TASK DESCRIPTION: Identify every line in the records below that contains the word "this", and copy each of those lines.

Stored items
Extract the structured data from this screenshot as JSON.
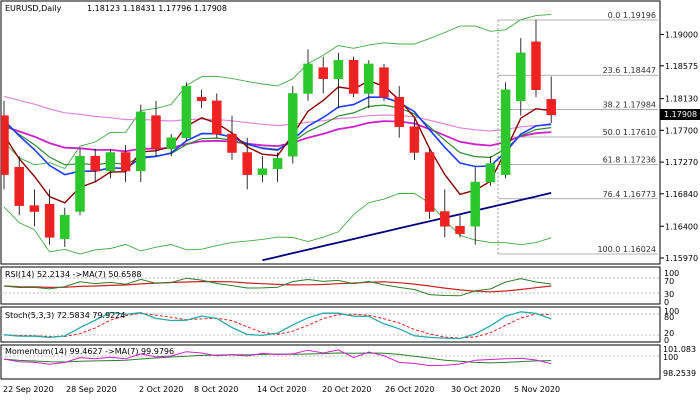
{
  "header": {
    "symbol": "EURUSD,Daily",
    "ohlc": "1.18123 1.18431 1.17796 1.17908"
  },
  "price_badge": "1.17908",
  "price_axis_labels": [
    "1.19000",
    "1.18575",
    "1.18130",
    "1.17700",
    "1.17270",
    "1.16840",
    "1.16400",
    "1.15970"
  ],
  "fib_levels": [
    {
      "label": "0.0 1.19196",
      "value": 1.19196
    },
    {
      "label": "23.6 1.18447",
      "value": 1.18447
    },
    {
      "label": "38.2 1.17984",
      "value": 1.17984
    },
    {
      "label": "50.0 1.17610",
      "value": 1.1761
    },
    {
      "label": "61.8 1.17236",
      "value": 1.17236
    },
    {
      "label": "76.4 1.16773",
      "value": 1.16773
    },
    {
      "label": "100.0 1.16024",
      "value": 1.16024
    }
  ],
  "date_labels": [
    "22 Sep 2020",
    "28 Sep 2020",
    "2 Oct 2020",
    "8 Oct 2020",
    "14 Oct 2020",
    "20 Oct 2020",
    "26 Oct 2020",
    "30 Oct 2020",
    "5 Nov 2020"
  ],
  "rsi": {
    "label": "RSI(14) 52.2134  ->MA(7) 50.6588",
    "axis_labels": [
      "100",
      "70",
      "30",
      "0"
    ]
  },
  "stoch": {
    "label": "Stoch(5,3,3) 72.5834 79.9224",
    "axis_labels": [
      "100",
      "80",
      "20",
      "0"
    ]
  },
  "momentum": {
    "label": "Momentum(14) 99.4627  ->MA(7) 99.9796",
    "axis_labels": [
      "101.083",
      "100",
      "98.2539"
    ]
  },
  "colors": {
    "bull": "#2cc72c",
    "bear": "#ee2222",
    "ma_maroon": "#8b0000",
    "ma_green": "#2e8b2e",
    "ma_blue": "#1e3cff",
    "ma_magenta": "#cc22cc",
    "ma_navy": "#000080",
    "ma_pink": "#dd88dd",
    "bollinger": "#44aa44"
  },
  "chart_data": {
    "type": "candlestick",
    "ylim": [
      1.1597,
      1.1925
    ],
    "candles": [
      {
        "o": 1.179,
        "h": 1.181,
        "l": 1.169,
        "c": 1.171
      },
      {
        "o": 1.172,
        "h": 1.1735,
        "l": 1.1655,
        "c": 1.1668
      },
      {
        "o": 1.1668,
        "h": 1.169,
        "l": 1.164,
        "c": 1.166
      },
      {
        "o": 1.167,
        "h": 1.169,
        "l": 1.1615,
        "c": 1.1625
      },
      {
        "o": 1.1623,
        "h": 1.1665,
        "l": 1.1612,
        "c": 1.1655
      },
      {
        "o": 1.166,
        "h": 1.1745,
        "l": 1.1655,
        "c": 1.1735
      },
      {
        "o": 1.1735,
        "h": 1.1745,
        "l": 1.17,
        "c": 1.1715
      },
      {
        "o": 1.1715,
        "h": 1.1745,
        "l": 1.1705,
        "c": 1.174
      },
      {
        "o": 1.174,
        "h": 1.175,
        "l": 1.17,
        "c": 1.1715
      },
      {
        "o": 1.1715,
        "h": 1.1805,
        "l": 1.17,
        "c": 1.1795
      },
      {
        "o": 1.179,
        "h": 1.181,
        "l": 1.1735,
        "c": 1.1745
      },
      {
        "o": 1.1745,
        "h": 1.1765,
        "l": 1.1735,
        "c": 1.176
      },
      {
        "o": 1.176,
        "h": 1.1835,
        "l": 1.1755,
        "c": 1.183
      },
      {
        "o": 1.1815,
        "h": 1.1825,
        "l": 1.18,
        "c": 1.181
      },
      {
        "o": 1.181,
        "h": 1.182,
        "l": 1.176,
        "c": 1.1765
      },
      {
        "o": 1.1765,
        "h": 1.179,
        "l": 1.173,
        "c": 1.174
      },
      {
        "o": 1.174,
        "h": 1.176,
        "l": 1.169,
        "c": 1.171
      },
      {
        "o": 1.171,
        "h": 1.1735,
        "l": 1.17,
        "c": 1.1718
      },
      {
        "o": 1.1718,
        "h": 1.174,
        "l": 1.17,
        "c": 1.1732
      },
      {
        "o": 1.1735,
        "h": 1.183,
        "l": 1.1725,
        "c": 1.182
      },
      {
        "o": 1.182,
        "h": 1.188,
        "l": 1.181,
        "c": 1.186
      },
      {
        "o": 1.1855,
        "h": 1.187,
        "l": 1.182,
        "c": 1.184
      },
      {
        "o": 1.184,
        "h": 1.1875,
        "l": 1.18,
        "c": 1.1865
      },
      {
        "o": 1.1865,
        "h": 1.187,
        "l": 1.1815,
        "c": 1.182
      },
      {
        "o": 1.182,
        "h": 1.1865,
        "l": 1.18,
        "c": 1.186
      },
      {
        "o": 1.1855,
        "h": 1.186,
        "l": 1.181,
        "c": 1.1815
      },
      {
        "o": 1.1815,
        "h": 1.183,
        "l": 1.176,
        "c": 1.1775
      },
      {
        "o": 1.1775,
        "h": 1.1785,
        "l": 1.173,
        "c": 1.174
      },
      {
        "o": 1.174,
        "h": 1.1745,
        "l": 1.165,
        "c": 1.166
      },
      {
        "o": 1.166,
        "h": 1.169,
        "l": 1.1625,
        "c": 1.164
      },
      {
        "o": 1.164,
        "h": 1.1655,
        "l": 1.1625,
        "c": 1.163
      },
      {
        "o": 1.164,
        "h": 1.172,
        "l": 1.1615,
        "c": 1.17
      },
      {
        "o": 1.17,
        "h": 1.1735,
        "l": 1.1695,
        "c": 1.1725
      },
      {
        "o": 1.171,
        "h": 1.1835,
        "l": 1.1705,
        "c": 1.1825
      },
      {
        "o": 1.181,
        "h": 1.1895,
        "l": 1.179,
        "c": 1.1875
      },
      {
        "o": 1.189,
        "h": 1.192,
        "l": 1.1815,
        "c": 1.1825
      },
      {
        "o": 1.1812,
        "h": 1.1843,
        "l": 1.178,
        "c": 1.1791
      }
    ]
  }
}
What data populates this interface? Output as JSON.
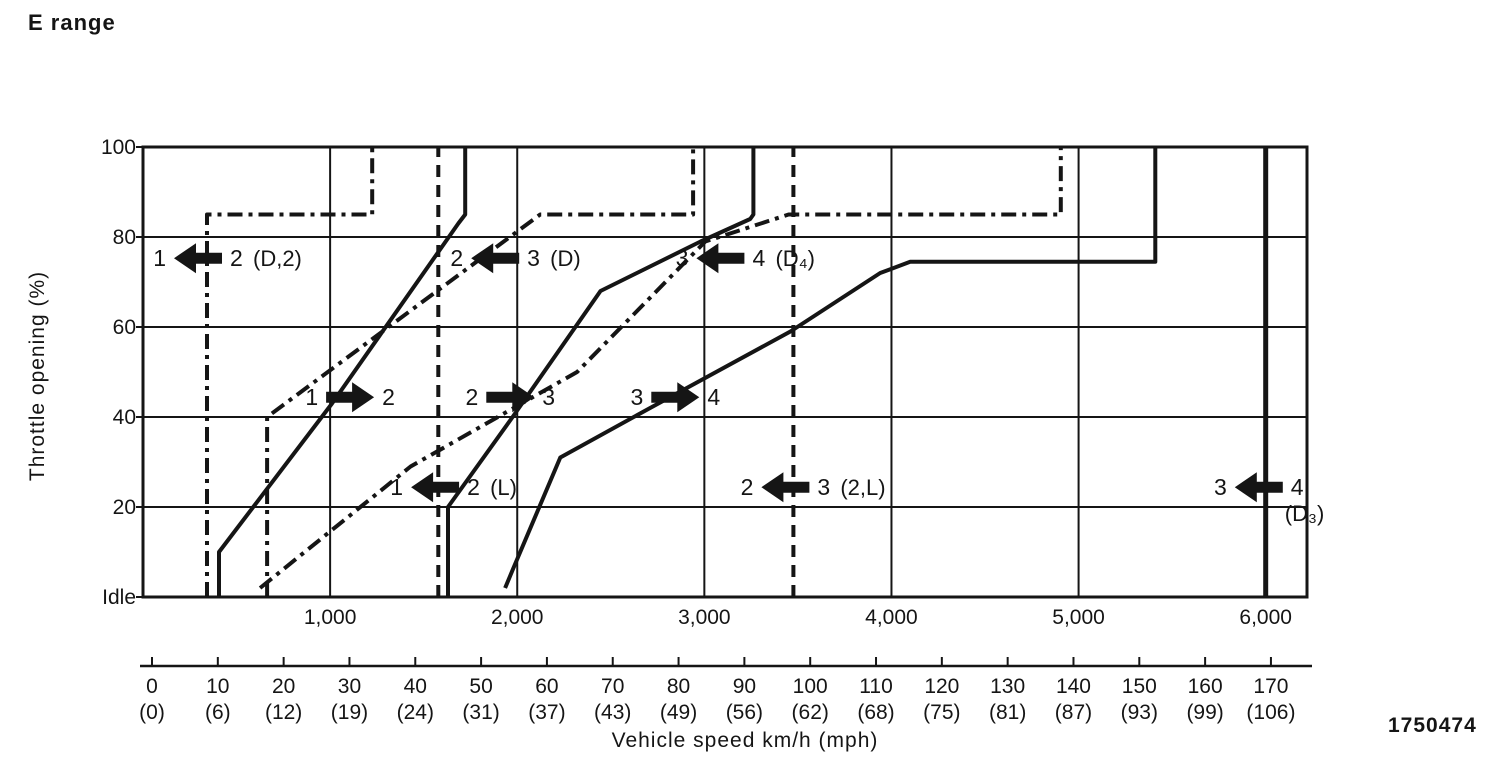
{
  "header": {
    "title": "E range"
  },
  "figure_number": "1750474",
  "colors": {
    "ink": "#151515",
    "background": "#ffffff"
  },
  "chart_data": {
    "type": "line",
    "title": "E range",
    "xlabel": "Vehicle speed   km/h  (mph)",
    "ylabel": "Throttle opening (%)",
    "grid": true,
    "xlim_output_rpm": [
      0,
      6230
    ],
    "ylim_throttle_pct": [
      0,
      100
    ],
    "x_axis_rpm": {
      "tick_labels": [
        "1,000",
        "2,000",
        "3,000",
        "4,000",
        "5,000",
        "6,000"
      ],
      "tick_values": [
        1000,
        2000,
        3000,
        4000,
        5000,
        6000
      ]
    },
    "x_axis_speed": {
      "kmh_labels": [
        "0",
        "10",
        "20",
        "30",
        "40",
        "50",
        "60",
        "70",
        "80",
        "90",
        "100",
        "110",
        "120",
        "130",
        "140",
        "150",
        "160",
        "170"
      ],
      "kmh_values": [
        0,
        10,
        20,
        30,
        40,
        50,
        60,
        70,
        80,
        90,
        100,
        110,
        120,
        130,
        140,
        150,
        160,
        170
      ],
      "mph_labels": [
        "(0)",
        "(6)",
        "(12)",
        "(19)",
        "(24)",
        "(31)",
        "(37)",
        "(43)",
        "(49)",
        "(56)",
        "(62)",
        "(68)",
        "(75)",
        "(81)",
        "(87)",
        "(93)",
        "(99)",
        "(106)"
      ]
    },
    "y_axis": {
      "tick_labels": [
        "100",
        "80",
        "60",
        "40",
        "20",
        "Idle"
      ],
      "tick_values": [
        100,
        80,
        60,
        40,
        20,
        0
      ]
    },
    "series": [
      {
        "name": "upshift-1-2",
        "meaning": "1 to 2 upshift",
        "line_style": "solid",
        "points": [
          [
            406,
            0
          ],
          [
            406,
            10
          ],
          [
            1010,
            43
          ],
          [
            1685,
            83
          ],
          [
            1722,
            85
          ],
          [
            1722,
            100
          ]
        ]
      },
      {
        "name": "upshift-2-3",
        "meaning": "2 to 3 upshift",
        "line_style": "solid",
        "points": [
          [
            1630,
            0
          ],
          [
            1630,
            20
          ],
          [
            1975,
            40
          ],
          [
            2445,
            68
          ],
          [
            2980,
            79
          ],
          [
            3245,
            84
          ],
          [
            3262,
            85
          ],
          [
            3262,
            100
          ]
        ]
      },
      {
        "name": "upshift-3-4",
        "meaning": "3 to 4 upshift",
        "line_style": "solid",
        "points": [
          [
            1935,
            2
          ],
          [
            1975,
            6
          ],
          [
            2230,
            31
          ],
          [
            2710,
            42
          ],
          [
            3460,
            59
          ],
          [
            3940,
            72
          ],
          [
            4100,
            74.5
          ],
          [
            5410,
            74.5
          ],
          [
            5410,
            100
          ]
        ]
      },
      {
        "name": "downshift-2-1-D2",
        "meaning": "2 to 1 downshift in D and 2",
        "line_style": "dashdot",
        "points": [
          [
            342,
            0
          ],
          [
            342,
            85
          ],
          [
            1225,
            85
          ],
          [
            1225,
            100
          ]
        ]
      },
      {
        "name": "downshift-3-2-D",
        "meaning": "3 to 2 downshift in D",
        "line_style": "dashdot",
        "points": [
          [
            663,
            0
          ],
          [
            663,
            40
          ],
          [
            2123,
            85
          ],
          [
            2940,
            85
          ],
          [
            2940,
            100
          ]
        ]
      },
      {
        "name": "downshift-4-3-D4",
        "meaning": "4 to 3 downshift in D4",
        "line_style": "dashdot",
        "points": [
          [
            626,
            2
          ],
          [
            1430,
            29
          ],
          [
            2320,
            50
          ],
          [
            3005,
            79
          ],
          [
            3450,
            85
          ],
          [
            4905,
            85
          ],
          [
            4905,
            100
          ]
        ]
      },
      {
        "name": "downshift-2-1-L",
        "meaning": "2 to 1 downshift in L",
        "line_style": "dashed",
        "points": [
          [
            1578,
            0
          ],
          [
            1578,
            100
          ]
        ]
      },
      {
        "name": "downshift-3-2-2L",
        "meaning": "3 to 2 downshift in 2 and L",
        "line_style": "dashed",
        "points": [
          [
            3476,
            0
          ],
          [
            3476,
            100
          ]
        ]
      },
      {
        "name": "downshift-4-3-D3",
        "meaning": "4 to 3 downshift in D3",
        "line_style": "solid-thick",
        "points": [
          [
            6000,
            0
          ],
          [
            6000,
            100
          ]
        ]
      }
    ],
    "annotations": [
      {
        "left": "1",
        "right": "2",
        "suffix": "(D,2)",
        "suffix_below": false,
        "dir": "left",
        "rpm": 294,
        "pct": 75.3
      },
      {
        "left": "2",
        "right": "3",
        "suffix": "(D)",
        "suffix_below": false,
        "dir": "left",
        "rpm": 1882,
        "pct": 75.3
      },
      {
        "left": "3",
        "right": "4",
        "suffix": "(D₄)",
        "suffix_below": false,
        "dir": "left",
        "rpm": 3086,
        "pct": 75.3
      },
      {
        "left": "1",
        "right": "2",
        "suffix": "",
        "suffix_below": false,
        "dir": "right",
        "rpm": 1107,
        "pct": 44.4
      },
      {
        "left": "2",
        "right": "3",
        "suffix": "",
        "suffix_below": false,
        "dir": "right",
        "rpm": 1963,
        "pct": 44.4
      },
      {
        "left": "3",
        "right": "4",
        "suffix": "",
        "suffix_below": false,
        "dir": "right",
        "rpm": 2845,
        "pct": 44.4
      },
      {
        "left": "1",
        "right": "2",
        "suffix": "(L)",
        "suffix_below": false,
        "dir": "left",
        "rpm": 1561,
        "pct": 24.4
      },
      {
        "left": "2",
        "right": "3",
        "suffix": "(2,L)",
        "suffix_below": false,
        "dir": "left",
        "rpm": 3433,
        "pct": 24.4
      },
      {
        "left": "3",
        "right": "4",
        "suffix": "(D₃)",
        "suffix_below": true,
        "dir": "left",
        "rpm": 5963,
        "pct": 24.4
      }
    ]
  }
}
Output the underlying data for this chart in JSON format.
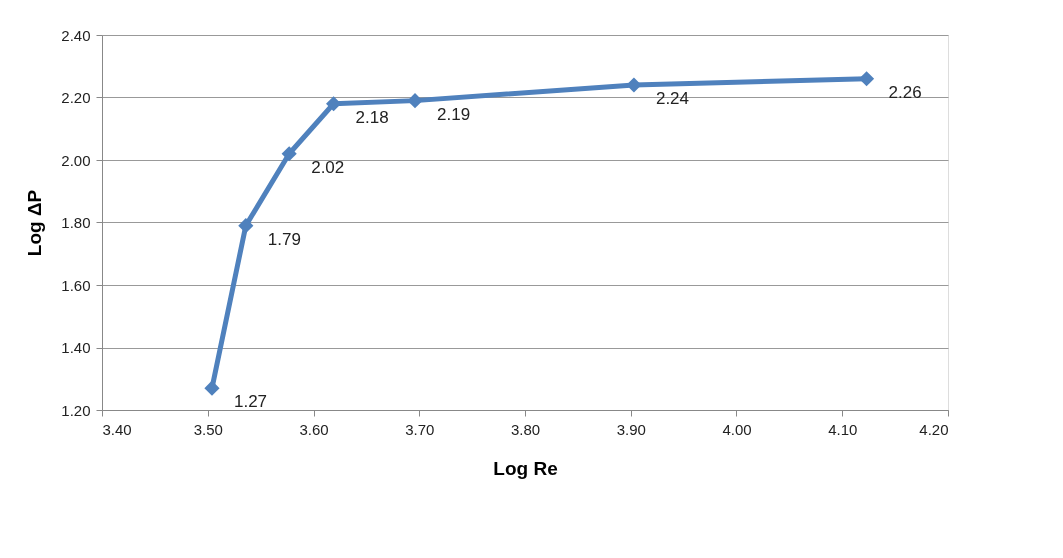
{
  "chart_data": {
    "type": "line",
    "xlabel": "Log Re",
    "ylabel": "Log ΔP",
    "x": [
      3.504,
      3.536,
      3.577,
      3.619,
      3.696,
      3.903,
      4.123
    ],
    "series": [
      {
        "color": "#4f81bd",
        "values": [
          1.27,
          1.79,
          2.02,
          2.18,
          2.19,
          2.24,
          2.26
        ]
      }
    ],
    "xlim": [
      3.4,
      4.2
    ],
    "xticks": [
      {
        "value": 3.4,
        "label": "3.40"
      },
      {
        "value": 3.5,
        "label": "3.50"
      },
      {
        "value": 3.6,
        "label": "3.60"
      },
      {
        "value": 3.7,
        "label": "3.70"
      },
      {
        "value": 3.8,
        "label": "3.80"
      },
      {
        "value": 3.9,
        "label": "3.90"
      },
      {
        "value": 4.0,
        "label": "4.00"
      },
      {
        "value": 4.1,
        "label": "4.10"
      },
      {
        "value": 4.2,
        "label": "4.20"
      }
    ],
    "ylim": [
      1.2,
      2.4
    ],
    "yticks": [
      {
        "value": 1.2,
        "label": "1.20"
      },
      {
        "value": 1.4,
        "label": "1.40"
      },
      {
        "value": 1.6,
        "label": "1.60"
      },
      {
        "value": 1.8,
        "label": "1.80"
      },
      {
        "value": 2.0,
        "label": "2.00"
      },
      {
        "value": 2.2,
        "label": "2.20"
      },
      {
        "value": 2.4,
        "label": "2.40"
      }
    ],
    "grid": "y",
    "marker": "diamond",
    "line_style": "solid",
    "data_labels": true
  }
}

TASK RESPONSE:
Extract the structured data from this screenshot as JSON.
What data populates this interface? Output as JSON.
Output the underlying data for this chart in JSON format.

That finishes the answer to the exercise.